> _Testo_
Mezza di mezzanotte
.
La busta di plastica della spesa solidale ha la foto impressa di un ragazzo Down che
sorride.
La porto sempre con me quella busta quando vado ad una Gara importante.
Ci infilo dentro due magliette, un pantaloncino corto, le scarpe per correre, due
carbogel energetici, una mela.
Arrivo presto dalle parti di Villa Celimontana e trovo posto per l’auto. Stacco l’osso a
una zanzara impertinente che mi porto da casa nell’abitacolo. Il suo corpo spiaccicato
sul mio braccio è ripugnante, sembra un tatuaggio di ribollita. Solo le zanzare
femmine pungono per suggere il sangue e lo fanno per portare a maturazione le uova,
è imposto dalla loro natura quel pasto di sangue. Quasi mi dispiace averla uccisa.
Un taglio dei capelli sbarazzino mi impedisce la visuale dall’occhio sinistro e mi
affido all’intuito per raggiungere la partenza in via San Gregorio.

> _Compiti richiesti_
• 1. Risponda alle seguenti domande sul brano.
(a) Che cosa è impresso sulla busta di plastica della spesa solidale?
(b) Nei pressi di quale villa viene trovato posto per l'auto?
(c) In quale via si trova la partenza?
• 2. Riporti fedelmente il tratto del brano che va da "Mezza di mezzanotte" fino a "energetici, una mela.".

> _Estratti delle righe_
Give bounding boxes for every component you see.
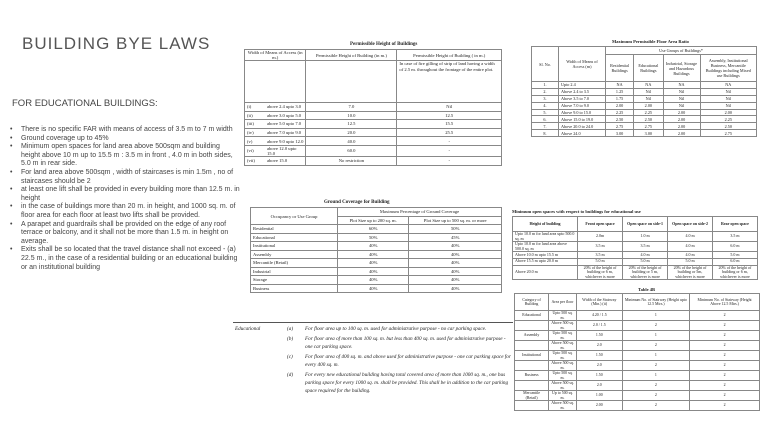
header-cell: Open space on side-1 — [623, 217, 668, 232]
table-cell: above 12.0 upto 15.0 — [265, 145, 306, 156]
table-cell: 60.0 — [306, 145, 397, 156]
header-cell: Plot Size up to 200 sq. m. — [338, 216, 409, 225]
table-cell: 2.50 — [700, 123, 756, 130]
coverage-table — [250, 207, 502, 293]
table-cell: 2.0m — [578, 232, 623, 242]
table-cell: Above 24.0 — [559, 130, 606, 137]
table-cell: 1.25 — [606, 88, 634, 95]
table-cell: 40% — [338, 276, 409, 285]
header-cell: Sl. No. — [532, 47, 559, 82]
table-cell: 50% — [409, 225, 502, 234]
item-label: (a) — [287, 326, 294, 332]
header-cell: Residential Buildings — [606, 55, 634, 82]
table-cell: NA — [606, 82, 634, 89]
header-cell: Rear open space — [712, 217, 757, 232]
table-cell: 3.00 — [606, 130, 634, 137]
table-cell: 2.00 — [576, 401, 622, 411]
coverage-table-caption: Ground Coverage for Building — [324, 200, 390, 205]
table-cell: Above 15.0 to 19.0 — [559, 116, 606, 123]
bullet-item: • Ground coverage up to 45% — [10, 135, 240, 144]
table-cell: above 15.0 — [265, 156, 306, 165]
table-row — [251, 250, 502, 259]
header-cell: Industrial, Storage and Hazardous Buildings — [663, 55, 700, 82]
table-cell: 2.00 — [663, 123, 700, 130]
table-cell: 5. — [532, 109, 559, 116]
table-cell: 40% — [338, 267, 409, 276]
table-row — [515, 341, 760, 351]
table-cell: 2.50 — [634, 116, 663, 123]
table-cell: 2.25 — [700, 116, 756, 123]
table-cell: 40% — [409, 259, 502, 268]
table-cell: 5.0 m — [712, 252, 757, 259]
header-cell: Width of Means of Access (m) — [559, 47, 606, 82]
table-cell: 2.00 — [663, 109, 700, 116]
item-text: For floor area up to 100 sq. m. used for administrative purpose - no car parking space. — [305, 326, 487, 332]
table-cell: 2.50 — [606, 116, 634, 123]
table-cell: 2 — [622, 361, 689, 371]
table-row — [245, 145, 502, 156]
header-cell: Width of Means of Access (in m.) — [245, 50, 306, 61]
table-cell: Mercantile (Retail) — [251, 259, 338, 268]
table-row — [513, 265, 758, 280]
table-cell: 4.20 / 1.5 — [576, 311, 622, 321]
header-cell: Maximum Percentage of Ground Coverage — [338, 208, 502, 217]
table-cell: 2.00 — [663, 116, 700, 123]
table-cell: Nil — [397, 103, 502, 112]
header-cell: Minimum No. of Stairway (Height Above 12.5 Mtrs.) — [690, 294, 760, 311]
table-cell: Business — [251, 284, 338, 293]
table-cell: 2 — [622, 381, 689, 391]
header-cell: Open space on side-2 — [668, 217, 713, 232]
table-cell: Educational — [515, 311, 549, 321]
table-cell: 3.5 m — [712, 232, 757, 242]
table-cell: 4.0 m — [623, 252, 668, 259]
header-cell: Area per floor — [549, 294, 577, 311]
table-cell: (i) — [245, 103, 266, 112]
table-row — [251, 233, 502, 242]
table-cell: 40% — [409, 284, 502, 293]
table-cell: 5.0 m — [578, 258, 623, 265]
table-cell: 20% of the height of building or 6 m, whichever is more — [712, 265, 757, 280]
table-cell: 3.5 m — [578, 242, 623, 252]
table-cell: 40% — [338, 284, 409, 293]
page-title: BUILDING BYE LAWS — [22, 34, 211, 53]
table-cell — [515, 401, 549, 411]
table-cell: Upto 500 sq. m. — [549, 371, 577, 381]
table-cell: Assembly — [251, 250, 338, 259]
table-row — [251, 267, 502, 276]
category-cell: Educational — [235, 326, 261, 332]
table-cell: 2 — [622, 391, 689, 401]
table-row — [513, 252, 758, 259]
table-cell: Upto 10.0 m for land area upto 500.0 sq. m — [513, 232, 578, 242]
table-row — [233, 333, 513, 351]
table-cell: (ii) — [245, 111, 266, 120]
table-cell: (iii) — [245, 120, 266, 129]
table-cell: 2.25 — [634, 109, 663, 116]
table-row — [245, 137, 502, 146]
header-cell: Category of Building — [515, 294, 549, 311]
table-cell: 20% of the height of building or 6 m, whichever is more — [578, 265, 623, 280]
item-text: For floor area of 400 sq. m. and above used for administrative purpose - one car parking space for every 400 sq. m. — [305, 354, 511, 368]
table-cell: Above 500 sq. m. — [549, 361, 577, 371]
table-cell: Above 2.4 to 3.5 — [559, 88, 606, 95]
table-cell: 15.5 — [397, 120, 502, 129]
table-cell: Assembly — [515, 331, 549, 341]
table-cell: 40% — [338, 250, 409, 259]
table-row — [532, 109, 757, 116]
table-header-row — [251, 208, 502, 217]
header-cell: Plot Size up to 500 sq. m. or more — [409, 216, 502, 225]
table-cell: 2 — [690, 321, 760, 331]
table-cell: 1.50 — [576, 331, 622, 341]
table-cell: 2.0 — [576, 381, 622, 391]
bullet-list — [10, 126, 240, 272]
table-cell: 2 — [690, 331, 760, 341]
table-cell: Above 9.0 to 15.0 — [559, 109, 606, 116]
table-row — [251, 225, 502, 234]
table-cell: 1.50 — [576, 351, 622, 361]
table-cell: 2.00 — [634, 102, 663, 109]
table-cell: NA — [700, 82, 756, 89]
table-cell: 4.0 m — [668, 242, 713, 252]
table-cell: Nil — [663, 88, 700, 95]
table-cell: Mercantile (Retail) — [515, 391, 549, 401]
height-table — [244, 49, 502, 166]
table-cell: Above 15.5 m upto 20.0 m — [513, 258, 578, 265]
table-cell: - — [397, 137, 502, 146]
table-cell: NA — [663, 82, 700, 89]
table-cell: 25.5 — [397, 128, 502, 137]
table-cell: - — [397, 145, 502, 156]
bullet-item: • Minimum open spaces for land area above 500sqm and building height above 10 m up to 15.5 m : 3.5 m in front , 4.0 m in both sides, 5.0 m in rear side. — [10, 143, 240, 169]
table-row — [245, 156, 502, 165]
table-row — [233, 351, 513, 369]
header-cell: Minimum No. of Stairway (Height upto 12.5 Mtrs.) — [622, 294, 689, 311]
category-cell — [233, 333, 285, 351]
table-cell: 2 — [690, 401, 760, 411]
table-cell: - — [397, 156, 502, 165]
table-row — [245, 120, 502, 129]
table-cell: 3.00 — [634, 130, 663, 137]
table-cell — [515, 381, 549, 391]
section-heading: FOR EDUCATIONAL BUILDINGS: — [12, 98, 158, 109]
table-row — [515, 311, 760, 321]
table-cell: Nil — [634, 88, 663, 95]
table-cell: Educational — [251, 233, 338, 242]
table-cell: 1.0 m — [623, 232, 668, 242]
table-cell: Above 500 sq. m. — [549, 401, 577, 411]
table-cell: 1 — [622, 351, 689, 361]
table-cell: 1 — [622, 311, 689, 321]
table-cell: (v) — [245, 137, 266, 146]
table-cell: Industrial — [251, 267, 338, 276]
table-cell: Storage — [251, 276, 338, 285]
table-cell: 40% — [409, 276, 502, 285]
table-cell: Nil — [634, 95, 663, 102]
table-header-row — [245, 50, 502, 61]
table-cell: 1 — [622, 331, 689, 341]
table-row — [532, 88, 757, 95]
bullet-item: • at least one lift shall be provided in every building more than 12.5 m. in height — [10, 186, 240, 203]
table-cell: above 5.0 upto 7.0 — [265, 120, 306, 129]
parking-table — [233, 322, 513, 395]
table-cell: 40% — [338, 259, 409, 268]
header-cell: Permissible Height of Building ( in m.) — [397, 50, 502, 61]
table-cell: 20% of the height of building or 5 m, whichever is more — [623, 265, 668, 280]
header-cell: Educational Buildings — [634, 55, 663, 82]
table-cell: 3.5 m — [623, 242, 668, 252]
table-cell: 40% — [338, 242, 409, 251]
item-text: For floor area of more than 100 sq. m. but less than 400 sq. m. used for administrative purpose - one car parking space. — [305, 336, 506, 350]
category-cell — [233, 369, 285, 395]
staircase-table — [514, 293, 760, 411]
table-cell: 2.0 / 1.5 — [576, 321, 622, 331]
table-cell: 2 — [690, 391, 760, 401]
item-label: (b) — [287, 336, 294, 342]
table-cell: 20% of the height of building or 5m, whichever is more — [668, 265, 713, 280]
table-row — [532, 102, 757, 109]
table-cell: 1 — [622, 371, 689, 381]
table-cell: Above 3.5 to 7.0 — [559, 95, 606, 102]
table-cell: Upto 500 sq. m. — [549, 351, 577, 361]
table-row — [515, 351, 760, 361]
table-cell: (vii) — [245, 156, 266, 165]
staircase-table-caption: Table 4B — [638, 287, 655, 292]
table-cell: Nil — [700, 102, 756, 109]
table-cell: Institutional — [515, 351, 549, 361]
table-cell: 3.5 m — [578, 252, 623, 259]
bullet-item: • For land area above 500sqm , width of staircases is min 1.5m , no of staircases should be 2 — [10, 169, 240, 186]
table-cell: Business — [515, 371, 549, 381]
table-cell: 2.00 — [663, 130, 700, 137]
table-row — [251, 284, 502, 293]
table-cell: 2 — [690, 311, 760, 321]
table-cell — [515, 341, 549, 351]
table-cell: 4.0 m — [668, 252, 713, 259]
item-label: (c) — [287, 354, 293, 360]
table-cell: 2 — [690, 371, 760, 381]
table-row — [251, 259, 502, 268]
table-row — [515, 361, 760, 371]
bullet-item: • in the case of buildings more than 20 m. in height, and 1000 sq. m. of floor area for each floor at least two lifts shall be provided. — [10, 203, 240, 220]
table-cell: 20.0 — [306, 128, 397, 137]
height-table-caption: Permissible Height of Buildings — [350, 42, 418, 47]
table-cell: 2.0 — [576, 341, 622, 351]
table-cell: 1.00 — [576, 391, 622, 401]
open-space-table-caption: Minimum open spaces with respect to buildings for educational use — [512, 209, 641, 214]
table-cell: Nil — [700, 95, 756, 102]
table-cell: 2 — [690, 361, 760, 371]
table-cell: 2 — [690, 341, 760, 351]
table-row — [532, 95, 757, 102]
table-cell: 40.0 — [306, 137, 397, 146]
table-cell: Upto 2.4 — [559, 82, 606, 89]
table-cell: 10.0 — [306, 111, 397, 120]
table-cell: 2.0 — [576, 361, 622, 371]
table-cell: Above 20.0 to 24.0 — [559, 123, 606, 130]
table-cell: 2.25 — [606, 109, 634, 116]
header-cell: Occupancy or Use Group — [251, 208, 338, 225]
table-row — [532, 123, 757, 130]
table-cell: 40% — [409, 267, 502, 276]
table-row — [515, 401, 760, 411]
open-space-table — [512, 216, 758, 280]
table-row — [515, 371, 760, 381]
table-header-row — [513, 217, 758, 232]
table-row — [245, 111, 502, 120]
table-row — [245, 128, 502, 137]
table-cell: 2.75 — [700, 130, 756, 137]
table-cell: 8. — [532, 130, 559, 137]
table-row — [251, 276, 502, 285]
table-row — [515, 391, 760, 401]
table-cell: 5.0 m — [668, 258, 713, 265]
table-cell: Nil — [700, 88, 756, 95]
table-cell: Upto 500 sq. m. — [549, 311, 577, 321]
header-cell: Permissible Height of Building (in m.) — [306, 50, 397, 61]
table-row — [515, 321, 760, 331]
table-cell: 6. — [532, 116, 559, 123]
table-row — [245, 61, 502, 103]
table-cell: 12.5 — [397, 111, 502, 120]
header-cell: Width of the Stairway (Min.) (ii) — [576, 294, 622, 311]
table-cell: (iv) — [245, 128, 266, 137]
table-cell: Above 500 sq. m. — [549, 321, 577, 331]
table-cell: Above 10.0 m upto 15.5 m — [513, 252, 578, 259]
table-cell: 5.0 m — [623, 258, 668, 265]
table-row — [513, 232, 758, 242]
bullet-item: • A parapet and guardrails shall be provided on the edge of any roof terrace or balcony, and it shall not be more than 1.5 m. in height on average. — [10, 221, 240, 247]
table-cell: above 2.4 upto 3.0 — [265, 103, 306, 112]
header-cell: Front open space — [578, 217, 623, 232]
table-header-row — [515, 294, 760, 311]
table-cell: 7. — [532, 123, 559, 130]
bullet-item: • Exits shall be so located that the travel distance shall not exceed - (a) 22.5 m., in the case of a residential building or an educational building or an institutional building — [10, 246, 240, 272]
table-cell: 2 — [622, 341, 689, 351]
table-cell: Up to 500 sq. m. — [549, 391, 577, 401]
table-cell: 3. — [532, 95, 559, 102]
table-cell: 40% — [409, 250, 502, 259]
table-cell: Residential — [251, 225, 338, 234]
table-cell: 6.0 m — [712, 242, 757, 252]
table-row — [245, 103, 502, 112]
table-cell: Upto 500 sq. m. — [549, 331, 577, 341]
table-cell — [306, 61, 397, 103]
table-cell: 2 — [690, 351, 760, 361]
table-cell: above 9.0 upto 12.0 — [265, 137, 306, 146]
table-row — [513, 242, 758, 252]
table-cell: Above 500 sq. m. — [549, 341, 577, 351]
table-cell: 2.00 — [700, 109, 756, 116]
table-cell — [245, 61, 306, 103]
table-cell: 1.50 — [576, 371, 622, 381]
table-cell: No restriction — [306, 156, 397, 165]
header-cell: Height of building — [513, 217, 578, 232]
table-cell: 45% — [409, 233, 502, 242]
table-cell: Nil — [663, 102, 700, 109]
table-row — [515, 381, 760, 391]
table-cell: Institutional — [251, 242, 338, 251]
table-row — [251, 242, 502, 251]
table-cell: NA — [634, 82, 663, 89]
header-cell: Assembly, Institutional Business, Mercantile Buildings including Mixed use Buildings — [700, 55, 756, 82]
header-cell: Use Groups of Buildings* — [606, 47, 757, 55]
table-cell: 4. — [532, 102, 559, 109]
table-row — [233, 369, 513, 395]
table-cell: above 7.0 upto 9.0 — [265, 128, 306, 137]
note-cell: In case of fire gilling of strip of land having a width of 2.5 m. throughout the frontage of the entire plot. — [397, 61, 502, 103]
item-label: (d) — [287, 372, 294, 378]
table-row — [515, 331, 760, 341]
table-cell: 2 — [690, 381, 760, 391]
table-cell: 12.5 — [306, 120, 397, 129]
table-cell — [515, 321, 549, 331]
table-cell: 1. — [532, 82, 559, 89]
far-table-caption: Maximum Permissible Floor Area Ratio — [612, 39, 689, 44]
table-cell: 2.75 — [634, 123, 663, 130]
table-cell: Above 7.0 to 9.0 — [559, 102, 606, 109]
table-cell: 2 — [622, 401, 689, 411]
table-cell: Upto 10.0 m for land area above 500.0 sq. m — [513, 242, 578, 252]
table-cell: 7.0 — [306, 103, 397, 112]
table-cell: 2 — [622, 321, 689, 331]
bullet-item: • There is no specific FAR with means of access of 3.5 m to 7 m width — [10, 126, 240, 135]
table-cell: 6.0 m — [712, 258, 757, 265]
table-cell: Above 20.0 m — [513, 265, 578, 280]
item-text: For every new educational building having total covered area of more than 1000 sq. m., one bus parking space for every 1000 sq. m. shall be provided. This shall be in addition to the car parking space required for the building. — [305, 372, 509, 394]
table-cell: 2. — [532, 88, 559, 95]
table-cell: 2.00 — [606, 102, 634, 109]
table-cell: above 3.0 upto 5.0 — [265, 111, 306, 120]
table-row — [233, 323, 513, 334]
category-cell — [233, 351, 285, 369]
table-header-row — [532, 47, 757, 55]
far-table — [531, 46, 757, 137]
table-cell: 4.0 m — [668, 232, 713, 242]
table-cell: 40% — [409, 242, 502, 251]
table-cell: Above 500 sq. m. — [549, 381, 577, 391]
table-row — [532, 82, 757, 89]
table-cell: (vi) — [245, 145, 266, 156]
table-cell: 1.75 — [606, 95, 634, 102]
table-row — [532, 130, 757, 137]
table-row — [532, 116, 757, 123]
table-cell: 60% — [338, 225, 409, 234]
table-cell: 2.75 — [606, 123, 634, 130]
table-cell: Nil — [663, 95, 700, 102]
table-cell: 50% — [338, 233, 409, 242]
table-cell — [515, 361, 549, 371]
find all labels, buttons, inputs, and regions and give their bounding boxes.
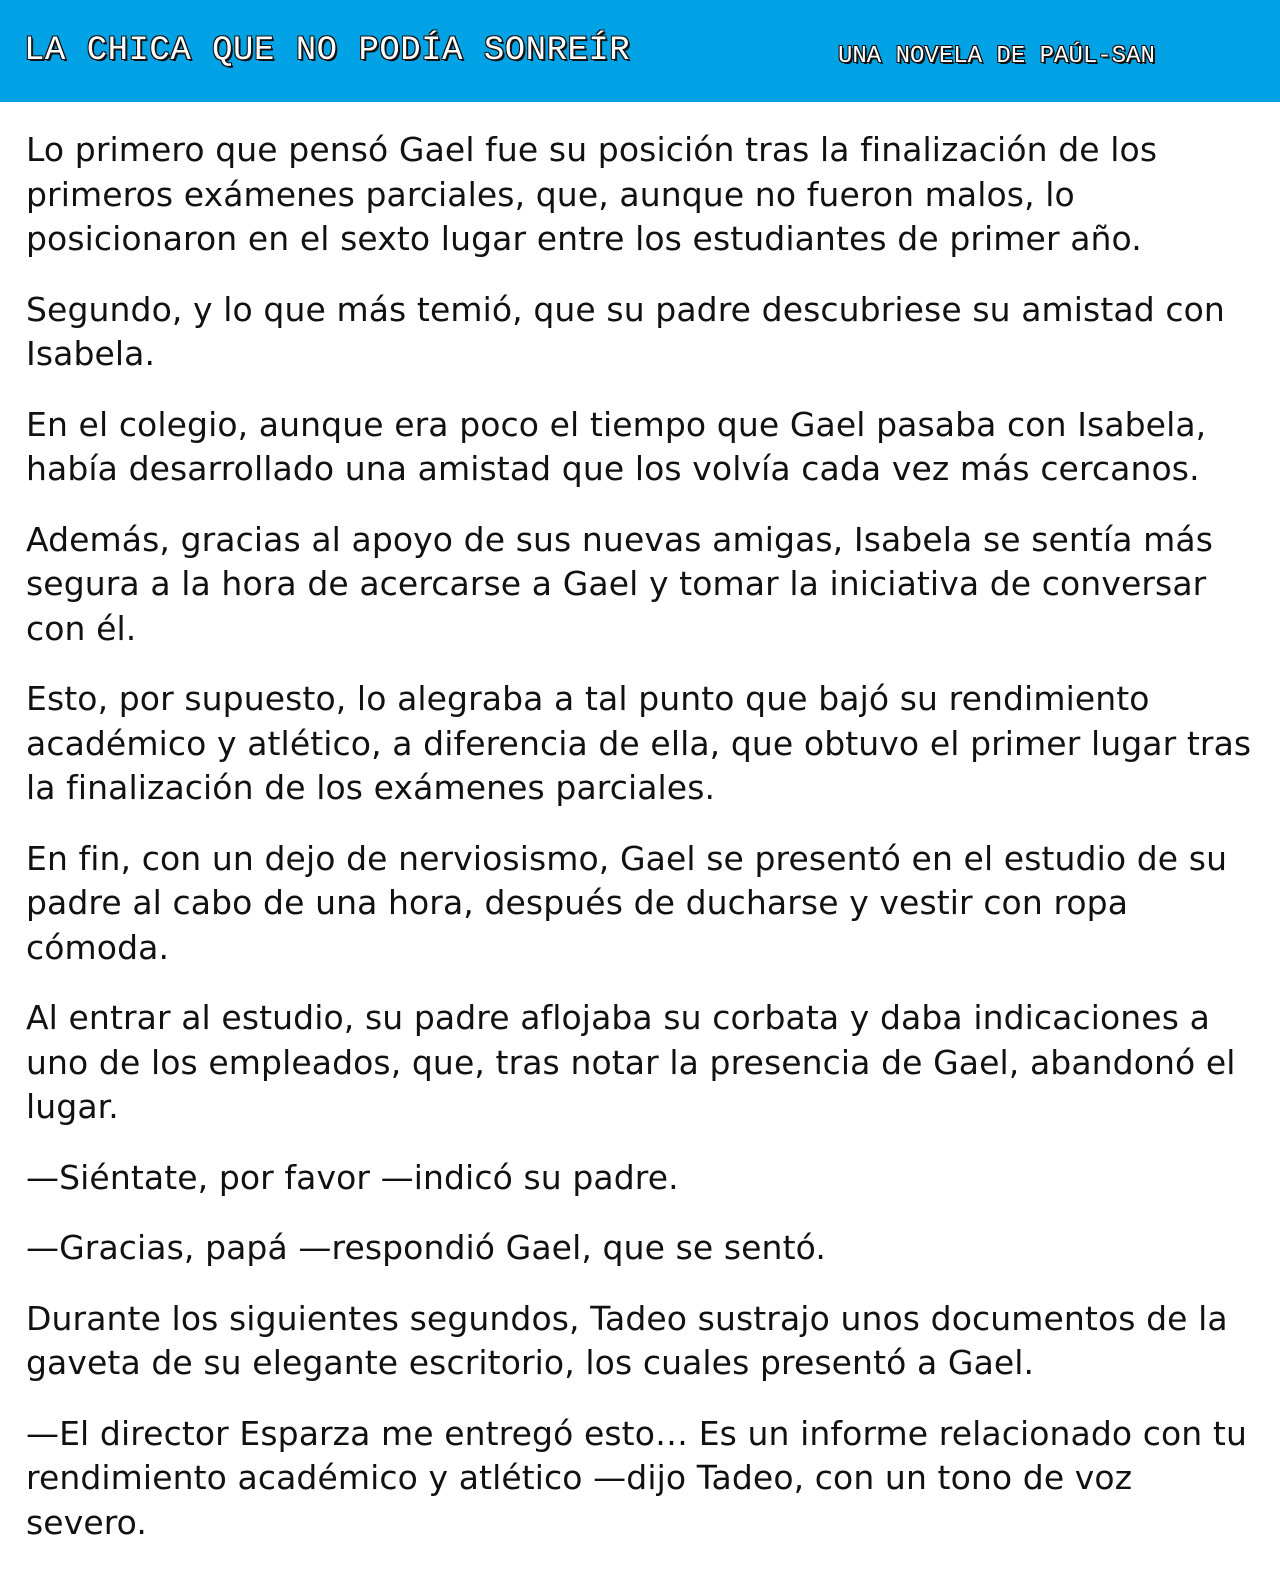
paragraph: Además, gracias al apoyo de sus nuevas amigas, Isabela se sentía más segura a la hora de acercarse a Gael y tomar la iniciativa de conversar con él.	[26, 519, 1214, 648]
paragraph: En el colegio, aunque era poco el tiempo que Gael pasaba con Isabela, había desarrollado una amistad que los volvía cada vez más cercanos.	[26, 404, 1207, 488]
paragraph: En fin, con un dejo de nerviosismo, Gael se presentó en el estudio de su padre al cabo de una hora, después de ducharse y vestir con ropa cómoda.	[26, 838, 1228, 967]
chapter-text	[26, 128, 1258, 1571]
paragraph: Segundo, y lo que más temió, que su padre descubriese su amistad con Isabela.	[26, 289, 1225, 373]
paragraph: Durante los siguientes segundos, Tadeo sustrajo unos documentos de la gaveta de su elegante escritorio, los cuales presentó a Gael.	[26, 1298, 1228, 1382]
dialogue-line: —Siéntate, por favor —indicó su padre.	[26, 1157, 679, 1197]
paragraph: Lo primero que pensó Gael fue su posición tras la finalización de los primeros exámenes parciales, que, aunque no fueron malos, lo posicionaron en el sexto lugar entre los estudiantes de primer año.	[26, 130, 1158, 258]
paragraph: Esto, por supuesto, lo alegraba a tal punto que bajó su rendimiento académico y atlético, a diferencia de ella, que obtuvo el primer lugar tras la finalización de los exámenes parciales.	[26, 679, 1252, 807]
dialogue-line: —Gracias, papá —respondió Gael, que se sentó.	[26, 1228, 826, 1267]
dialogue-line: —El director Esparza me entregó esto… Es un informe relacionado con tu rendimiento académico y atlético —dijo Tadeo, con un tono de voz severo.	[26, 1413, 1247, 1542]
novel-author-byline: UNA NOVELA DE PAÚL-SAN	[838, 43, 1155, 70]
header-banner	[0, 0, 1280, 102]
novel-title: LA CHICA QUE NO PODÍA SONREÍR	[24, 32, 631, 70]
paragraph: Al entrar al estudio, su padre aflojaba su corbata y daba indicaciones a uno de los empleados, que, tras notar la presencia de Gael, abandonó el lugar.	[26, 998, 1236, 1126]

> _Risposte fornite_
• 1.
(a) La foto di un ragazzo Down che sorride.
(b) Villa Celimontana.
(c) Via San Gregorio.

• 2.
Mezza di mezzanotte
.
La busta di plastica della spesa solidale ha la foto impressa di un ragazzo Down che
sorride.
La porto sempre con me quella busta quando vado ad una Gara importante.
Ci infilo dentro due magliette, un pantaloncino corto, le scarpe per correre, due
carbogel energetici, una mela.